** START OF Records **

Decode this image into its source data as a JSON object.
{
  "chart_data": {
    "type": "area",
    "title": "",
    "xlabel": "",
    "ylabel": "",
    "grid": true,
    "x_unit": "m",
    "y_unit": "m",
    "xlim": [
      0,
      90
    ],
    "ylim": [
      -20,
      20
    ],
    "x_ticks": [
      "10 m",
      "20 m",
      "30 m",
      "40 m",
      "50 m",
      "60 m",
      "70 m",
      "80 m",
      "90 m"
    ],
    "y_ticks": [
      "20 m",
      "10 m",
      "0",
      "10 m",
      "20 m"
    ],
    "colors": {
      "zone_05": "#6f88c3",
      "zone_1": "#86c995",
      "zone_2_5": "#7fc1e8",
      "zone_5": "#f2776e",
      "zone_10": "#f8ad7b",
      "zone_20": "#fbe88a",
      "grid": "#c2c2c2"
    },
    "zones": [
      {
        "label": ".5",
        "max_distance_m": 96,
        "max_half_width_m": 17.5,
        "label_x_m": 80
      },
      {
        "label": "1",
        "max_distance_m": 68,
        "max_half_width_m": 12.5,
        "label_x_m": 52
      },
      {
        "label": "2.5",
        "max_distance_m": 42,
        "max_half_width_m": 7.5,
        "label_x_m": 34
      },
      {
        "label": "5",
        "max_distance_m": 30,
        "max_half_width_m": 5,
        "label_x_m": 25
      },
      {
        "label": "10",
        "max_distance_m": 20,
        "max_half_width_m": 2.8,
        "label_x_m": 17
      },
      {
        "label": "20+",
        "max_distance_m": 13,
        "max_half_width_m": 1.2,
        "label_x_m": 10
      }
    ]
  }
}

** END OF Records **

Make an exact copy of the data above.

Decode this image into its source data as a JSON object.
{
  "chart_data": {
    "type": "area",
    "title": "",
    "xlabel": "",
    "ylabel": "",
    "grid": true,
    "x_unit": "m",
    "y_unit": "m",
    "xlim": [
      0,
      90
    ],
    "ylim": [
      -20,
      20
    ],
    "x_ticks": [
      "10 m",
      "20 m",
      "30 m",
      "40 m",
      "50 m",
      "60 m",
      "70 m",
      "80 m",
      "90 m"
    ],
    "y_ticks": [
      "20 m",
      "10 m",
      "0",
      "10 m",
      "20 m"
    ],
    "colors": {
      "zone_05": "#6f88c3",
      "zone_1": "#86c995",
      "zone_2_5": "#7fc1e8",
      "zone_5": "#f2776e",
      "zone_10": "#f8ad7b",
      "zone_20": "#fbe88a",
      "grid": "#c2c2c2"
    },
    "zones": [
      {
        "label": ".5",
        "max_distance_m": 96,
        "max_half_width_m": 17.5,
        "label_x_m": 80
      },
      {
        "label": "1",
        "max_distance_m": 68,
        "max_half_width_m": 12.5,
        "label_x_m": 52
      },
      {
        "label": "2.5",
        "max_distance_m": 42,
        "max_half_width_m": 7.5,
        "label_x_m": 34
      },
      {
        "label": "5",
        "max_distance_m": 30,
        "max_half_width_m": 5,
        "label_x_m": 25
      },
      {
        "label": "10",
        "max_distance_m": 20,
        "max_half_width_m": 2.8,
        "label_x_m": 17
      },
      {
        "label": "20+",
        "max_distance_m": 13,
        "max_half_width_m": 1.2,
        "label_x_m": 10
      }
    ]
  }
}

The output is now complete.